**RECORDED DATA:**
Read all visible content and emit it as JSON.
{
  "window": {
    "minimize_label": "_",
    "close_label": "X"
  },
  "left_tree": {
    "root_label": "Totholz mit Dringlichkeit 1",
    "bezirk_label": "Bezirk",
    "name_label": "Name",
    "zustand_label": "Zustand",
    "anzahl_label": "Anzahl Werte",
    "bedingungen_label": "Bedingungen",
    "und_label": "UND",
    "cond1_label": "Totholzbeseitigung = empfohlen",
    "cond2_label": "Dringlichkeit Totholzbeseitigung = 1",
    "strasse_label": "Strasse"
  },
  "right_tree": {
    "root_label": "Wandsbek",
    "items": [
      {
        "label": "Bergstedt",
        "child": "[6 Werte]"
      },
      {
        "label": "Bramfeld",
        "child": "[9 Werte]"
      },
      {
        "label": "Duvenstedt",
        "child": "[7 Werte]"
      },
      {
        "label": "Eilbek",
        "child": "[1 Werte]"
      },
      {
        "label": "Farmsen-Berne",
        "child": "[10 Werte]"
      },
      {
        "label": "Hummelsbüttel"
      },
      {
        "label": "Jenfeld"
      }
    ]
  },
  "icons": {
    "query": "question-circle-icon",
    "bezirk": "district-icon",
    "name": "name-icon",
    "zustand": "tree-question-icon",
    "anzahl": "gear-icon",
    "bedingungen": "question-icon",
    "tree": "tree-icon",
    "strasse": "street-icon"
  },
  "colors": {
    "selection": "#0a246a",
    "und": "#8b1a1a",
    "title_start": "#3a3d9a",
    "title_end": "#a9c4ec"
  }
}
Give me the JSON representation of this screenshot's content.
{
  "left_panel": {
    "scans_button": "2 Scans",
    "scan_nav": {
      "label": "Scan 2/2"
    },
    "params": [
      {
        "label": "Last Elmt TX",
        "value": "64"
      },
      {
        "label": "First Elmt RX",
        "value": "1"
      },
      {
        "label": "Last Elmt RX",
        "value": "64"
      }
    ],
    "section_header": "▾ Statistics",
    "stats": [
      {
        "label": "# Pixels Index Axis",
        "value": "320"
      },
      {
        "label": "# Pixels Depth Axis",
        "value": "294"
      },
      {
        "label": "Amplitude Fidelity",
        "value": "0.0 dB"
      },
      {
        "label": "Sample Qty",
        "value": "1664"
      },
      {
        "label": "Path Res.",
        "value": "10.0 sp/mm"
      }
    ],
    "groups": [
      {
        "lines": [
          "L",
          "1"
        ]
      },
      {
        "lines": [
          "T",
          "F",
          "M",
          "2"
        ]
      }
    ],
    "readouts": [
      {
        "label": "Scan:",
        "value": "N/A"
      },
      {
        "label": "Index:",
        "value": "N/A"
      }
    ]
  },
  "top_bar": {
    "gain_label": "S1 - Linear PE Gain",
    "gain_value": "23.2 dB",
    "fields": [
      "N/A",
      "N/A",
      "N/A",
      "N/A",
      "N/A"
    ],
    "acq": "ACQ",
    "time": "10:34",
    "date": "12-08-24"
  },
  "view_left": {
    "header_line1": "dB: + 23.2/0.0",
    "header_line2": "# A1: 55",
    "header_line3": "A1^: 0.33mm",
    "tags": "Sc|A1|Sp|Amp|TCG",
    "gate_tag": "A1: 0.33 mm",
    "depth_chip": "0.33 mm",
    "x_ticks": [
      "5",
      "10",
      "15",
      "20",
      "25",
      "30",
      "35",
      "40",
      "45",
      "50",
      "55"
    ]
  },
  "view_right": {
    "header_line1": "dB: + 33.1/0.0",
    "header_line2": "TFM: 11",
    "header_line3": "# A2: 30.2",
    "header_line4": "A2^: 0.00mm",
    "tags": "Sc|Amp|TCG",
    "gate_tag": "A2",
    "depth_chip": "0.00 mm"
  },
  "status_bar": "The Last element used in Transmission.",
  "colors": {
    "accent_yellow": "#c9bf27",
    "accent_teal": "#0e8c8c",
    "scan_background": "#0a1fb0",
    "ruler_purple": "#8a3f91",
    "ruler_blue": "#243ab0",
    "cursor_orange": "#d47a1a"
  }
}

**YOUR OBJECTIVE:** Print the records above exactly as they appear.

**COMPLETED TASK:**
Read all visible content and emit it as JSON.
{
  "window": {
    "minimize_label": "_",
    "close_label": "X"
  },
  "left_tree": {
    "root_label": "Totholz mit Dringlichkeit 1",
    "bezirk_label": "Bezirk",
    "name_label": "Name",
    "zustand_label": "Zustand",
    "anzahl_label": "Anzahl Werte",
    "bedingungen_label": "Bedingungen",
    "und_label": "UND",
    "cond1_label": "Totholzbeseitigung = empfohlen",
    "cond2_label": "Dringlichkeit Totholzbeseitigung = 1",
    "strasse_label": "Strasse"
  },
  "right_tree": {
    "root_label": "Wandsbek",
    "items": [
      {
        "label": "Bergstedt",
        "child": "[6 Werte]"
      },
      {
        "label": "Bramfeld",
        "child": "[9 Werte]"
      },
      {
        "label": "Duvenstedt",
        "child": "[7 Werte]"
      },
      {
        "label": "Eilbek",
        "child": "[1 Werte]"
      },
      {
        "label": "Farmsen-Berne",
        "child": "[10 Werte]"
      },
      {
        "label": "Hummelsbüttel"
      },
      {
        "label": "Jenfeld"
      }
    ]
  },
  "icons": {
    "query": "question-circle-icon",
    "bezirk": "district-icon",
    "name": "name-icon",
    "zustand": "tree-question-icon",
    "anzahl": "gear-icon",
    "bedingungen": "question-icon",
    "tree": "tree-icon",
    "strasse": "street-icon"
  },
  "colors": {
    "selection": "#0a246a",
    "und": "#8b1a1a",
    "title_start": "#3a3d9a",
    "title_end": "#a9c4ec"
  }
}
Give me the JSON representation of this screenshot's content.
{
  "left_panel": {
    "scans_button": "2 Scans",
    "scan_nav": {
      "label": "Scan 2/2"
    },
    "params": [
      {
        "label": "Last Elmt TX",
        "value": "64"
      },
      {
        "label": "First Elmt RX",
        "value": "1"
      },
      {
        "label": "Last Elmt RX",
        "value": "64"
      }
    ],
    "section_header": "▾ Statistics",
    "stats": [
      {
        "label": "# Pixels Index Axis",
        "value": "320"
      },
      {
        "label": "# Pixels Depth Axis",
        "value": "294"
      },
      {
        "label": "Amplitude Fidelity",
        "value": "0.0 dB"
      },
      {
        "label": "Sample Qty",
        "value": "1664"
      },
      {
        "label": "Path Res.",
        "value": "10.0 sp/mm"
      }
    ],
    "groups": [
      {
        "lines": [
          "L",
          "1"
        ]
      },
      {
        "lines": [
          "T",
          "F",
          "M",
          "2"
        ]
      }
    ],
    "readouts": [
      {
        "label": "Scan:",
        "value": "N/A"
      },
      {
        "label": "Index:",
        "value": "N/A"
      }
    ]
  },
  "top_bar": {
    "gain_label": "S1 - Linear PE Gain",
    "gain_value": "23.2 dB",
    "fields": [
      "N/A",
      "N/A",
      "N/A",
      "N/A",
      "N/A"
    ],
    "acq": "ACQ",
    "time": "10:34",
    "date": "12-08-24"
  },
  "view_left": {
    "header_line1": "dB: + 23.2/0.0",
    "header_line2": "# A1: 55",
    "header_line3": "A1^: 0.33mm",
    "tags": "Sc|A1|Sp|Amp|TCG",
    "gate_tag": "A1: 0.33 mm",
    "depth_chip": "0.33 mm",
    "x_ticks": [
      "5",
      "10",
      "15",
      "20",
      "25",
      "30",
      "35",
      "40",
      "45",
      "50",
      "55"
    ]
  },
  "view_right": {
    "header_line1": "dB: + 33.1/0.0",
    "header_line2": "TFM: 11",
    "header_line3": "# A2: 30.2",
    "header_line4": "A2^: 0.00mm",
    "tags": "Sc|Amp|TCG",
    "gate_tag": "A2",
    "depth_chip": "0.00 mm"
  },
  "status_bar": "The Last element used in Transmission.",
  "colors": {
    "accent_yellow": "#c9bf27",
    "accent_teal": "#0e8c8c",
    "scan_background": "#0a1fb0",
    "ruler_purple": "#8a3f91",
    "ruler_blue": "#243ab0",
    "cursor_orange": "#d47a1a"
  }
}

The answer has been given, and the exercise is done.